(WHAT THIS TASK INVOLVES)
Where a line holds the word "pour", copy that line.

(RAW RECORDS)
** begin **

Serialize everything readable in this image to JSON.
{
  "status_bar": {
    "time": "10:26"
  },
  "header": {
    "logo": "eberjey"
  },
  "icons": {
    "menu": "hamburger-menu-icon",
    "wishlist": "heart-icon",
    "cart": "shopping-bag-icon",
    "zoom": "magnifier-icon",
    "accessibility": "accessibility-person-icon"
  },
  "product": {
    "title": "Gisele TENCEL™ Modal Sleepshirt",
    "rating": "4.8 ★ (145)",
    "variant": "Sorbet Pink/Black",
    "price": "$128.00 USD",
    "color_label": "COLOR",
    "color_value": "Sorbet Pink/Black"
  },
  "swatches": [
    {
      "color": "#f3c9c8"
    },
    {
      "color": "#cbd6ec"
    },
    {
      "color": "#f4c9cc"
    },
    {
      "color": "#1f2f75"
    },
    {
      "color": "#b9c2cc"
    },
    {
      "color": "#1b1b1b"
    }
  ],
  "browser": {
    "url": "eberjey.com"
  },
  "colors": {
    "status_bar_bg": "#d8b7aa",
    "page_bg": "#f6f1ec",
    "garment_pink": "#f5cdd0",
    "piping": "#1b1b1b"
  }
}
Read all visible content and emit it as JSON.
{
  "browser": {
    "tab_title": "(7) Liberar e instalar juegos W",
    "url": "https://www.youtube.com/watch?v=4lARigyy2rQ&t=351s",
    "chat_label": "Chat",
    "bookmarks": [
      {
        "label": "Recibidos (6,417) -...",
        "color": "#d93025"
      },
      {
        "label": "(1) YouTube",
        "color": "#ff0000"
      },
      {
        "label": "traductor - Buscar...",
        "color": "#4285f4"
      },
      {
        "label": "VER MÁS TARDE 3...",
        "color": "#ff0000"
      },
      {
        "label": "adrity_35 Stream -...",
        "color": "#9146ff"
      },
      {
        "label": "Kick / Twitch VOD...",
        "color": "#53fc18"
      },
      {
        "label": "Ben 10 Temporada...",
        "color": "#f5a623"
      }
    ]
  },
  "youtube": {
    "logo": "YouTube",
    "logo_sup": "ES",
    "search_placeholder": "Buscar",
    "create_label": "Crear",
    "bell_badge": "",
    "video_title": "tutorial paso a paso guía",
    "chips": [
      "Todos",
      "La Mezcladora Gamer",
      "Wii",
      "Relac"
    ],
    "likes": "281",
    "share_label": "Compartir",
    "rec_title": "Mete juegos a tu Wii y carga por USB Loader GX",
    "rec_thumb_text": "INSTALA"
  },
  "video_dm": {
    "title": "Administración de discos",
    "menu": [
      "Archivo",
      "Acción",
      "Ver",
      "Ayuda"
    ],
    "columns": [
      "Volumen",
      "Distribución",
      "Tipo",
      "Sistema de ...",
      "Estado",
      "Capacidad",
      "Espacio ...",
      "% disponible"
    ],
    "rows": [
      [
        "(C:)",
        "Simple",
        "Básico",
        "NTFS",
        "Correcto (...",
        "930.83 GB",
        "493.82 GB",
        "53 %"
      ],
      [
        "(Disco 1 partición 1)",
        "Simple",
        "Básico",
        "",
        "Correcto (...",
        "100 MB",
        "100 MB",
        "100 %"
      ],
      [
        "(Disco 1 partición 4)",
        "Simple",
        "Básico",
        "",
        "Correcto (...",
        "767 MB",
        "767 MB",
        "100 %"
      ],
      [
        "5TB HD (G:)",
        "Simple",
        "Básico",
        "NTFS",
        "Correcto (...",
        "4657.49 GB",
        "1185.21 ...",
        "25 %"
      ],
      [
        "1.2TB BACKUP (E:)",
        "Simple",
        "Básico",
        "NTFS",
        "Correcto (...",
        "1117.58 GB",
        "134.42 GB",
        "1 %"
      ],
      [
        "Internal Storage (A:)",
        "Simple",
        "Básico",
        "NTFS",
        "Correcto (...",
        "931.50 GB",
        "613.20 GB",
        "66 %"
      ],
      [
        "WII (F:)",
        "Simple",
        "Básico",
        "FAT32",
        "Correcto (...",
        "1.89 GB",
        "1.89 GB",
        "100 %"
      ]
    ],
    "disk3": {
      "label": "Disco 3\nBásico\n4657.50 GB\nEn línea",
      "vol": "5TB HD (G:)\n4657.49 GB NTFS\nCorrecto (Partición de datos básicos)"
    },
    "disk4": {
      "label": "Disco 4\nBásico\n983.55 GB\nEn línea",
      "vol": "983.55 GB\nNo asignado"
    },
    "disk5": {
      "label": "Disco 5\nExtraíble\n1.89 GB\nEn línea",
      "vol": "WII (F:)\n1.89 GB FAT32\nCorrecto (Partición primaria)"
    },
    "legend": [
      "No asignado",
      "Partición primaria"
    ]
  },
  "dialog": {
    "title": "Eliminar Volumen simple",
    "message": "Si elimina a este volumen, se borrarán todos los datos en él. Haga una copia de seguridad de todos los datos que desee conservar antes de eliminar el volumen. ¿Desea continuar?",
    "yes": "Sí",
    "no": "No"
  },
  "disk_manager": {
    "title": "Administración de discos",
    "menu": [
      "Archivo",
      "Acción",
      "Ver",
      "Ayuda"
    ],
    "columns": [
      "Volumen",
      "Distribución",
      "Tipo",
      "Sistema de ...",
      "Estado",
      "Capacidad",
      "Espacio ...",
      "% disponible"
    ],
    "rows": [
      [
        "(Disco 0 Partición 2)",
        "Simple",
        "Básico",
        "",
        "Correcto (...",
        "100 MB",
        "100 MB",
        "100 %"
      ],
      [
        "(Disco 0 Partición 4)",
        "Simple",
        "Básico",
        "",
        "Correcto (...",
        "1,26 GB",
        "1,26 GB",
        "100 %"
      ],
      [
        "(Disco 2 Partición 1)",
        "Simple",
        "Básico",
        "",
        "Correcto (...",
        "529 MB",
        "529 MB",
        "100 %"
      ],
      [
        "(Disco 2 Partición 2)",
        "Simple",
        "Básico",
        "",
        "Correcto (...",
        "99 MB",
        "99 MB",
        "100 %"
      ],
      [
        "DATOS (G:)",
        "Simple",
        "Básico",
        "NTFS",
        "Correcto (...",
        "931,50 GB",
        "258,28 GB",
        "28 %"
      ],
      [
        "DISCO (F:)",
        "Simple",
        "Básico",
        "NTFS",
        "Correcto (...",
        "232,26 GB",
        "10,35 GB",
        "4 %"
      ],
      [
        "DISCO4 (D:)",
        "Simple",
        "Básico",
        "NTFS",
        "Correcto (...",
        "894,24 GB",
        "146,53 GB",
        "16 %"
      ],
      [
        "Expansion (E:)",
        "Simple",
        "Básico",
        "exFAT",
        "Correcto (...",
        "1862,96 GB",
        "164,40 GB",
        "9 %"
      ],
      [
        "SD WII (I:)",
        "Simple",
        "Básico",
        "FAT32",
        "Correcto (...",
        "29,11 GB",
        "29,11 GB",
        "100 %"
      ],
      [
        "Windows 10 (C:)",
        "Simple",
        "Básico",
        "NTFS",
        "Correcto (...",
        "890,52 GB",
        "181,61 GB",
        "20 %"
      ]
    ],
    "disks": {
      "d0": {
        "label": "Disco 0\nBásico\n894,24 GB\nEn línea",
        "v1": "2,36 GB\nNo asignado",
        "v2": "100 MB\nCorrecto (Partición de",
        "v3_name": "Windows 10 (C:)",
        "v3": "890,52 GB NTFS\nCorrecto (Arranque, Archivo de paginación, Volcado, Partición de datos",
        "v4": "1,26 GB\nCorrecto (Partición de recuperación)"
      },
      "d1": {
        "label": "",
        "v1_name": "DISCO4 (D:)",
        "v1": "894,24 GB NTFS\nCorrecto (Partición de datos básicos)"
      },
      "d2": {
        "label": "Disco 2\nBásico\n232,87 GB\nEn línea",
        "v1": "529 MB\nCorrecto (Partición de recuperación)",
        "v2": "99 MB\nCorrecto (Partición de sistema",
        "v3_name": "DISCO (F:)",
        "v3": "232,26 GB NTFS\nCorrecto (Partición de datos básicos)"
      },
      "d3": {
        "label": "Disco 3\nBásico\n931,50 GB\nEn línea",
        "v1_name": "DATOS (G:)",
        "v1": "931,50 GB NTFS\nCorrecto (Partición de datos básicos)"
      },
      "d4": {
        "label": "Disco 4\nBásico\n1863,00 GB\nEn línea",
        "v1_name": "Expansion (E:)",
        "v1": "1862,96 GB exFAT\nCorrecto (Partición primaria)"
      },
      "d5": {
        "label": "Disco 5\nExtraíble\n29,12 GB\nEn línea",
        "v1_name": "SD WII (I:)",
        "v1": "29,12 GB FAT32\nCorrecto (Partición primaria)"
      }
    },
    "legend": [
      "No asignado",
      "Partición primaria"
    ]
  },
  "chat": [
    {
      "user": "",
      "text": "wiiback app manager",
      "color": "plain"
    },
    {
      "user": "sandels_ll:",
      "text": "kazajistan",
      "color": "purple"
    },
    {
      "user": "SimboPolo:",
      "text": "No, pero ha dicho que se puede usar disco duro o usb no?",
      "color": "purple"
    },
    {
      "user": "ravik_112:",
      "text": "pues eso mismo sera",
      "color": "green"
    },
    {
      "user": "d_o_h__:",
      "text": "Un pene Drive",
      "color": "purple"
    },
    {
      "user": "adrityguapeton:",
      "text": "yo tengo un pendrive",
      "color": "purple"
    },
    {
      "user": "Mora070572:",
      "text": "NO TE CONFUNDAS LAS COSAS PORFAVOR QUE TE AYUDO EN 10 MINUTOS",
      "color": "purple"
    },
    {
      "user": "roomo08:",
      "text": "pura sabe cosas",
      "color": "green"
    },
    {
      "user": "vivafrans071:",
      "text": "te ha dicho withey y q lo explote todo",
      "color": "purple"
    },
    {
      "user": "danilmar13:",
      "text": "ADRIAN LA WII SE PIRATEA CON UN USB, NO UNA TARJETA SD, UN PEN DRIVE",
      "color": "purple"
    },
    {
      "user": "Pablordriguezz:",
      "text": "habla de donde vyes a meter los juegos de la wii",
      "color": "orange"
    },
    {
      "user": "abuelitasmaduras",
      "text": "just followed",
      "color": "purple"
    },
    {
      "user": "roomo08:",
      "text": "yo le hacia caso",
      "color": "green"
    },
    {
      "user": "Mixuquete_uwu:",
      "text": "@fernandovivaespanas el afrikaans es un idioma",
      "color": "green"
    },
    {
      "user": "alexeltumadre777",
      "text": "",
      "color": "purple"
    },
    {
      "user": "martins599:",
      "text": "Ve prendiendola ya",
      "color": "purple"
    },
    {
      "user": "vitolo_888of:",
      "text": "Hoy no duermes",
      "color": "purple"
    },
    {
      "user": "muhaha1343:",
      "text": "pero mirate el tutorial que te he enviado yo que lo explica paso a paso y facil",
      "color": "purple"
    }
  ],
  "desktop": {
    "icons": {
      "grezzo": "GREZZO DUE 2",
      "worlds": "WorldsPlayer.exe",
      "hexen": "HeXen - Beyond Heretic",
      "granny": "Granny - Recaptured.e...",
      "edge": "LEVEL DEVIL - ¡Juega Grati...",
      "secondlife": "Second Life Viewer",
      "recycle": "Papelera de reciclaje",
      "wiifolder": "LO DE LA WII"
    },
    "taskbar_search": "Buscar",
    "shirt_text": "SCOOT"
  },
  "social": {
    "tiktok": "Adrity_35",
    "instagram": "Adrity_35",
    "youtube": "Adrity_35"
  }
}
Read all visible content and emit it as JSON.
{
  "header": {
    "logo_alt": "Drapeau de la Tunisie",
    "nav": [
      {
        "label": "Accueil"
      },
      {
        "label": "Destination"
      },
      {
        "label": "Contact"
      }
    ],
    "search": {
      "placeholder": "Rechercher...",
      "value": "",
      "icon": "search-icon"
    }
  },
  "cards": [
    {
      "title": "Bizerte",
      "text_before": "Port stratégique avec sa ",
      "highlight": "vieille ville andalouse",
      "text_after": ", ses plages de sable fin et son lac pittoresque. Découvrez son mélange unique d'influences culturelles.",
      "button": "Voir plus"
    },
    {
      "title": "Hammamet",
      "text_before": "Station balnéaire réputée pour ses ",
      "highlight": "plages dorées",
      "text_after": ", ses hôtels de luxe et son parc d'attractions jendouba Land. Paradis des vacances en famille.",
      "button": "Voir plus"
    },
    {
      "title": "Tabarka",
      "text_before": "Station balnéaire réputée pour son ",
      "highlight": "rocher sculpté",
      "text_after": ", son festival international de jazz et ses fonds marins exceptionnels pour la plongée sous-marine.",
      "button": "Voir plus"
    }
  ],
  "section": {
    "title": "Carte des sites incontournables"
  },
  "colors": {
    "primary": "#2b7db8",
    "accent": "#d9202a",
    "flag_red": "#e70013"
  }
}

** end **

(REPLY)
      "text_before": "Station balnéaire réputée pour ses ",
      "text_before": "Station balnéaire réputée pour son ",
      "text_after": ", son festival international de jazz et ses fonds marins exceptionnels pour la plongée sous-marine.",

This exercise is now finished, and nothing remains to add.